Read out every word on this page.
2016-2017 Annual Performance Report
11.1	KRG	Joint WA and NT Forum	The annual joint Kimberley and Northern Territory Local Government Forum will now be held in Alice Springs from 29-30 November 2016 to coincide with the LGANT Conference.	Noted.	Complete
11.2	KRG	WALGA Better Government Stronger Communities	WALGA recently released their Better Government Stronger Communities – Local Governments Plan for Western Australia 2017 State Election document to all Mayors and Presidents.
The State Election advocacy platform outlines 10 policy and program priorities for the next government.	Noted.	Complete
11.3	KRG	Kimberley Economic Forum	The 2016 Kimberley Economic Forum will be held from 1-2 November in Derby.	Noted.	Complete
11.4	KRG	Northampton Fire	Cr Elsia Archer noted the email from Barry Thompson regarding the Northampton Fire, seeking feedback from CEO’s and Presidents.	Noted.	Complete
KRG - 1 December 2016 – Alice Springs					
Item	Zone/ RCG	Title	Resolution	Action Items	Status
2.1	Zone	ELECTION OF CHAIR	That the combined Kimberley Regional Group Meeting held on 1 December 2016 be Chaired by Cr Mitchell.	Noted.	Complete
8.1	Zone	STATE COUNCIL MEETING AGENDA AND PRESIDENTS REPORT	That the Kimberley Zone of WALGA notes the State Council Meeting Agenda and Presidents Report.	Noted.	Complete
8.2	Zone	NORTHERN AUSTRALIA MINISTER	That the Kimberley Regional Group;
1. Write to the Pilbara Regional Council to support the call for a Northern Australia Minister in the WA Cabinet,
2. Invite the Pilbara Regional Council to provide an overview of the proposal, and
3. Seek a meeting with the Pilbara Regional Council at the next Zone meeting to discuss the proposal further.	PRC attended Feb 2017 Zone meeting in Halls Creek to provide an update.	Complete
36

○ ○ ○ ○ ○ ○ ○

Search the data for "next" and list every line in which it occurs.

The State Election advocacy platform outlines 10 policy and program priorities for the next government.	Noted.	Complete
3. Seek a meeting with the Pilbara Regional Council at the next Zone meeting to discuss the proposal further.	PRC attended Feb 2017 Zone meeting in Halls Creek to provide an update.	Complete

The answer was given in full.